Exercise details
Retype the material without any changes, starting with its first line and continuing through the line containing "needs-focus-segment xyxy=(321,831,377,857)", including that line.

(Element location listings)

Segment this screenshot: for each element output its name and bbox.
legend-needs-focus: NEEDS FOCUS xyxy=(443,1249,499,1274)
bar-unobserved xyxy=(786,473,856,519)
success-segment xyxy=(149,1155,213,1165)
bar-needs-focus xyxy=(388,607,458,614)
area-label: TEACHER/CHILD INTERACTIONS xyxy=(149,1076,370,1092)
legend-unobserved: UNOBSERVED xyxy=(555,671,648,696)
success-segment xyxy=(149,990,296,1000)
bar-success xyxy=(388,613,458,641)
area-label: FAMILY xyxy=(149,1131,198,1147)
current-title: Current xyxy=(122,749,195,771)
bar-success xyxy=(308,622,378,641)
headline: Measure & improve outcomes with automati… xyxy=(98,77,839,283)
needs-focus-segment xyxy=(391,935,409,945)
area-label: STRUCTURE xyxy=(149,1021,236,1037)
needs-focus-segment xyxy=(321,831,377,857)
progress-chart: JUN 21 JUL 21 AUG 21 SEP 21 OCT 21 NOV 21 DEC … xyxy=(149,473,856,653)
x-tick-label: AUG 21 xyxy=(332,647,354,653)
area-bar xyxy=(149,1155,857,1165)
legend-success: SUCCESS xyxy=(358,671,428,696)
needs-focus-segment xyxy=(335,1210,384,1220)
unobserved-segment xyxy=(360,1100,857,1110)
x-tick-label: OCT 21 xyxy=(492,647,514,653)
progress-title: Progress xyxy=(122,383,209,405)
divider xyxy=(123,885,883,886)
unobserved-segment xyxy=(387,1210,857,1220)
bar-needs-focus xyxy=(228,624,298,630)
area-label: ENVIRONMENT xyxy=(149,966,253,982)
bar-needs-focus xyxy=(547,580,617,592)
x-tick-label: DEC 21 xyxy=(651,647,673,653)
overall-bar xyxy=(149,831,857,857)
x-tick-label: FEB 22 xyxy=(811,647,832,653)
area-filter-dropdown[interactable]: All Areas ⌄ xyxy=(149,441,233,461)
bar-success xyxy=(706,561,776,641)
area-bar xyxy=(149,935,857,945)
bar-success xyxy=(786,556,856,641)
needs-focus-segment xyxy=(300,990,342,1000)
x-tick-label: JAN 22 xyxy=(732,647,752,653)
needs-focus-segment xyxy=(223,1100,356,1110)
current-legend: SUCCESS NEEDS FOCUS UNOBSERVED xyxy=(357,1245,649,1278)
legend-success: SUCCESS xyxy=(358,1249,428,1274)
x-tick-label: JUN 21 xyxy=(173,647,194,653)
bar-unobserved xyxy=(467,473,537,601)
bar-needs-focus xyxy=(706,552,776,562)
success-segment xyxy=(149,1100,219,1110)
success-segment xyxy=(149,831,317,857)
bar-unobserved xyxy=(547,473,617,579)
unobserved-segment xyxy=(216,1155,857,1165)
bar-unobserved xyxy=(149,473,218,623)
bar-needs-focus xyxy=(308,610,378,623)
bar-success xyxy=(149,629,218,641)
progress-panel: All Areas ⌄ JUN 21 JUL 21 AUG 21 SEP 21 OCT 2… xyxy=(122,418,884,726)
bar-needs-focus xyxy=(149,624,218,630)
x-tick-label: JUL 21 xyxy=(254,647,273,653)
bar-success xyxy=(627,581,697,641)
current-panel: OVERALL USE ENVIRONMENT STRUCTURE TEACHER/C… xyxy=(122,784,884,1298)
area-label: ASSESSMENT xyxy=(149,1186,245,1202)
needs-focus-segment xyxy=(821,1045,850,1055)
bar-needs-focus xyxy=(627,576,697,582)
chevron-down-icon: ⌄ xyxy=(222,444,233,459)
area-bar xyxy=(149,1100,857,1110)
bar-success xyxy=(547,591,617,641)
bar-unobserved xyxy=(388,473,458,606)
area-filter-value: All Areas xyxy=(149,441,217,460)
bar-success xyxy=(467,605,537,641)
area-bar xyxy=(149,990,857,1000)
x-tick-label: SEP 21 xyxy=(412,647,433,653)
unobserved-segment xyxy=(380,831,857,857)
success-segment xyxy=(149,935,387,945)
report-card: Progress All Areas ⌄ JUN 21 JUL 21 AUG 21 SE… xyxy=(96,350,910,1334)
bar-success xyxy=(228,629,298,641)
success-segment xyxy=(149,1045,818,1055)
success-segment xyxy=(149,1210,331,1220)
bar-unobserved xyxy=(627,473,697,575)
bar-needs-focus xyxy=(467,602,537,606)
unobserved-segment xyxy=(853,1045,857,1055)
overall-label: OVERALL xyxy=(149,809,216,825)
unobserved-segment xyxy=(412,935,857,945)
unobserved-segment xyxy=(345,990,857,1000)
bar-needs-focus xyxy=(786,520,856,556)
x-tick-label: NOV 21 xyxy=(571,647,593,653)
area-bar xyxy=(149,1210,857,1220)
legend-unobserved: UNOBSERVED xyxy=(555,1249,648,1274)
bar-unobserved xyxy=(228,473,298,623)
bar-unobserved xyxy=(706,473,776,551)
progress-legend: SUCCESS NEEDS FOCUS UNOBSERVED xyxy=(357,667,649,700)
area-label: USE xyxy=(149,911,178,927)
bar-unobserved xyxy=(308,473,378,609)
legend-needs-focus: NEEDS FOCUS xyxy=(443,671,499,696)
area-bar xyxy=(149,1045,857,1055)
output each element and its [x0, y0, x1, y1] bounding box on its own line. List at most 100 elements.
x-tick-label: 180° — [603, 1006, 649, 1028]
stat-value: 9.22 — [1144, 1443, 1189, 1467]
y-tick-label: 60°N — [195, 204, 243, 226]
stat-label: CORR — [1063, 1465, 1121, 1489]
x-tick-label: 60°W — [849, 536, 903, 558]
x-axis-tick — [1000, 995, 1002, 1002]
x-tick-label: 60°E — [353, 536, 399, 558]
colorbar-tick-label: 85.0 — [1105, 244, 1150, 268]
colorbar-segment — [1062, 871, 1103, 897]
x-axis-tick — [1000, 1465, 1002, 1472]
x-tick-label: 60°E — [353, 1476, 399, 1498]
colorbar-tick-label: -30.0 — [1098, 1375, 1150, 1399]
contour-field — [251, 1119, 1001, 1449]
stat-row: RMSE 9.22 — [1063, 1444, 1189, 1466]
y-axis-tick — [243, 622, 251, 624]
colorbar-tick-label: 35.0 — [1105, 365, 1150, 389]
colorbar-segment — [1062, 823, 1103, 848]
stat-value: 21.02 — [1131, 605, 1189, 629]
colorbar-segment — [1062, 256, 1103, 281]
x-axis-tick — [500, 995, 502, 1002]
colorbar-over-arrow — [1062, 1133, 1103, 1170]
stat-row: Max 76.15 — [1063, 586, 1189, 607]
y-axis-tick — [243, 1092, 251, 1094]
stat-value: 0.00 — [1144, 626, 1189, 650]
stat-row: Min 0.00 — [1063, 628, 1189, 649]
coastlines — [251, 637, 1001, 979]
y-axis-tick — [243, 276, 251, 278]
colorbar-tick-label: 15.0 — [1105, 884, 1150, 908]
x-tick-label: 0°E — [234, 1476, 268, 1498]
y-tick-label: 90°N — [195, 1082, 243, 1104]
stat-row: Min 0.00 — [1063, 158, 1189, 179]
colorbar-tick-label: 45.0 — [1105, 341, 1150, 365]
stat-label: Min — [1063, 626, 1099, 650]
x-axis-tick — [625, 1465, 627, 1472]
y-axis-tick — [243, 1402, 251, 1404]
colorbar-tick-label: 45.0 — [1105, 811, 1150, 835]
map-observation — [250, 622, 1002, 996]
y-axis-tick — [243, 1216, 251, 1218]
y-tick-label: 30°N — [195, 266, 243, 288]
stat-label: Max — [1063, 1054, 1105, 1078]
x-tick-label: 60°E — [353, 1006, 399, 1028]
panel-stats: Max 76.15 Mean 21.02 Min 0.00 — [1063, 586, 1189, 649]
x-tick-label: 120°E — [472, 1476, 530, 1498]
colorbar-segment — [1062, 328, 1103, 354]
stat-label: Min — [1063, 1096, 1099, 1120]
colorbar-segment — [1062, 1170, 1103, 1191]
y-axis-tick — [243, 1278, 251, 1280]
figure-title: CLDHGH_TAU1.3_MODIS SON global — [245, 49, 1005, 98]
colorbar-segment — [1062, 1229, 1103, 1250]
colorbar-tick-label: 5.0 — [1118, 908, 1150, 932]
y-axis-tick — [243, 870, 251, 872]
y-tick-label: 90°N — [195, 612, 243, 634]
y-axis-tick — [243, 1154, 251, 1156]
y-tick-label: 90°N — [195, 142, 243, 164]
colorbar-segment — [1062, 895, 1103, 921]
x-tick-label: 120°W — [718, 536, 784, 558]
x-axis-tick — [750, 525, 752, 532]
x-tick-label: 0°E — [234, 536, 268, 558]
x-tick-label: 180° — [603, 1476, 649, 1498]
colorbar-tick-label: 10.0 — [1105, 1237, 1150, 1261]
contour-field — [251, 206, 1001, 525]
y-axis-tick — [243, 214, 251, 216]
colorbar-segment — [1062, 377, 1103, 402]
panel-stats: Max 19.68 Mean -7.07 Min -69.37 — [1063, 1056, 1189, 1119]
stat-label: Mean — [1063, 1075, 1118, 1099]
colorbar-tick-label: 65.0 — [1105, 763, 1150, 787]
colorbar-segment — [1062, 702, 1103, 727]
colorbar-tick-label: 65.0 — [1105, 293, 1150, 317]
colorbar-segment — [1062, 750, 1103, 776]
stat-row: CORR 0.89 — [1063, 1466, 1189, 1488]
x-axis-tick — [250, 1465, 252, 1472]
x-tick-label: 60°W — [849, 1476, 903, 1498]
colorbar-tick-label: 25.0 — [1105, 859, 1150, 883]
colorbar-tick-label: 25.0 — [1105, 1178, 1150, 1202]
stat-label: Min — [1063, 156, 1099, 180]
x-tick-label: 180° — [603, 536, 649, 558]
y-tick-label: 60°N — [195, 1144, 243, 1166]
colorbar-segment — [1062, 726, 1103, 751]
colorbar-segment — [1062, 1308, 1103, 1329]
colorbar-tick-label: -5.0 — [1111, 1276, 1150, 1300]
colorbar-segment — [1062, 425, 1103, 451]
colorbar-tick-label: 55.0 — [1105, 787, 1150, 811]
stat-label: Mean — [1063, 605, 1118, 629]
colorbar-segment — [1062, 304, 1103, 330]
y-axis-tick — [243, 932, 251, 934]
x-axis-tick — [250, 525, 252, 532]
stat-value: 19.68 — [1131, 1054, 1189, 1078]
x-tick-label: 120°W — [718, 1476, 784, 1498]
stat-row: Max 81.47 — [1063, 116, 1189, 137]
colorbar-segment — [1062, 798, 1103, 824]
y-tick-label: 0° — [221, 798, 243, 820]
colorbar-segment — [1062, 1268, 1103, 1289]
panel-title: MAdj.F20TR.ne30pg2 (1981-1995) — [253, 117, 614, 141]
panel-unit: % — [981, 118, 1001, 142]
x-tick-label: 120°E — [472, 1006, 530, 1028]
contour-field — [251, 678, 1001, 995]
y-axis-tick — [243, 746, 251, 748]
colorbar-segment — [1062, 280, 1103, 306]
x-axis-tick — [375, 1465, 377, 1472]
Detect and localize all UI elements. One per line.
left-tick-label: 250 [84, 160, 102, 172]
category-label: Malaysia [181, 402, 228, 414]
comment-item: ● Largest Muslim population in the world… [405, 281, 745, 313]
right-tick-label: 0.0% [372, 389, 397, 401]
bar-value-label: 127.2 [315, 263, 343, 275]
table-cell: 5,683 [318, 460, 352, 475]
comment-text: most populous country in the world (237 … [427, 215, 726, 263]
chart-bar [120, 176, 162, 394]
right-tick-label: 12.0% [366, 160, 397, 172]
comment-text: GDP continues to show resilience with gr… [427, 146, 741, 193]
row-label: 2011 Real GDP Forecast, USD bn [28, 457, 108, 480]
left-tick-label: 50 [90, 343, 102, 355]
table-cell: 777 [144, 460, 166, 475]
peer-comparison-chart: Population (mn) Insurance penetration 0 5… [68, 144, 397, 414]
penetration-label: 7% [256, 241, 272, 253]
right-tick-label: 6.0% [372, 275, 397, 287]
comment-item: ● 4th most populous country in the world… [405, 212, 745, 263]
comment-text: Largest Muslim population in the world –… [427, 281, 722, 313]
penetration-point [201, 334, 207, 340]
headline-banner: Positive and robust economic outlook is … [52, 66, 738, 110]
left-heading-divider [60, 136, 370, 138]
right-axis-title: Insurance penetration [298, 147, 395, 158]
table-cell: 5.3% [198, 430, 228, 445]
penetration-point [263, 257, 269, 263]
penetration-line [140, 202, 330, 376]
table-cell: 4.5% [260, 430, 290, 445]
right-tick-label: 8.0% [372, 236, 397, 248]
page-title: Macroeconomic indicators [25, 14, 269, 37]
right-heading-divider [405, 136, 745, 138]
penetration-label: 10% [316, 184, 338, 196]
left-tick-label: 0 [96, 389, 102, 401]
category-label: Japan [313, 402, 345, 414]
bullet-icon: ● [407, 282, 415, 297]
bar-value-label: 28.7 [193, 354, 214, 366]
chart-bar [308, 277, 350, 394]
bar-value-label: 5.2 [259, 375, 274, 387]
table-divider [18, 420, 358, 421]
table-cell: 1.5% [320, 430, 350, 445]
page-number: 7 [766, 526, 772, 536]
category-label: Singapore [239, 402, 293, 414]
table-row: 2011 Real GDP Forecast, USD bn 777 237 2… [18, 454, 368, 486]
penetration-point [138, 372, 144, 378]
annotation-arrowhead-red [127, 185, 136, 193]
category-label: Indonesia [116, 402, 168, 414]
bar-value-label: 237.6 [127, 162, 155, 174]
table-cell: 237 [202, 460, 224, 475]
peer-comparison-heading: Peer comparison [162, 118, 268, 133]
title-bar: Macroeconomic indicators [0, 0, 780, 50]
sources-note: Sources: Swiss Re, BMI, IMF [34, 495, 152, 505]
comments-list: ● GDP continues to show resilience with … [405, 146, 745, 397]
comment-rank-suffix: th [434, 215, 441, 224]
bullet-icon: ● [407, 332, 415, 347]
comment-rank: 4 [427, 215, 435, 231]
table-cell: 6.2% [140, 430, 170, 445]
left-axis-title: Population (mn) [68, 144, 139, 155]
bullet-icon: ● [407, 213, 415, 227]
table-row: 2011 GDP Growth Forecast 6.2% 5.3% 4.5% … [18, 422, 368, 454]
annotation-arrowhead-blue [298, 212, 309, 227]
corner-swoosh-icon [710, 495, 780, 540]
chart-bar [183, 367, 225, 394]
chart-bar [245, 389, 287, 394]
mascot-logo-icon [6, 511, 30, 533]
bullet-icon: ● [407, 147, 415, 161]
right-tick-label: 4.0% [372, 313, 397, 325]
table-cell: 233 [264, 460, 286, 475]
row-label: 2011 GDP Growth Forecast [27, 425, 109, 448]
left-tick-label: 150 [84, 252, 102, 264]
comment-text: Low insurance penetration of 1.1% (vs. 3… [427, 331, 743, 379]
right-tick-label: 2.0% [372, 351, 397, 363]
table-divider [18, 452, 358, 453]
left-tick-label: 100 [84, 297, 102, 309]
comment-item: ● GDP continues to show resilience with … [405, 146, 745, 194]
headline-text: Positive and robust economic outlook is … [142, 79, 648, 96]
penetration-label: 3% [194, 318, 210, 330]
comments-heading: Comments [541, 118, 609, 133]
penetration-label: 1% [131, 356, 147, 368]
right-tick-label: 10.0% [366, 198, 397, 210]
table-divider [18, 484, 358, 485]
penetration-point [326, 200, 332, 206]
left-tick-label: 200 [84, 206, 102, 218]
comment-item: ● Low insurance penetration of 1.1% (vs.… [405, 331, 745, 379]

Answer to the task
Segment this screenshot: for each element output its name and bbox.
legend-needs-focus: NEEDS FOCUS xyxy=(443,1249,499,1274)
bar-unobserved xyxy=(786,473,856,519)
success-segment xyxy=(149,1155,213,1165)
bar-needs-focus xyxy=(388,607,458,614)
area-label: TEACHER/CHILD INTERACTIONS xyxy=(149,1076,370,1092)
legend-unobserved: UNOBSERVED xyxy=(555,671,648,696)
success-segment xyxy=(149,990,296,1000)
bar-success xyxy=(388,613,458,641)
area-label: FAMILY xyxy=(149,1131,198,1147)
current-title: Current xyxy=(122,749,195,771)
bar-success xyxy=(308,622,378,641)
headline: Measure & improve outcomes with automati… xyxy=(98,77,839,283)
needs-focus-segment xyxy=(391,935,409,945)
area-label: STRUCTURE xyxy=(149,1021,236,1037)
needs-focus-segment xyxy=(321,831,377,857)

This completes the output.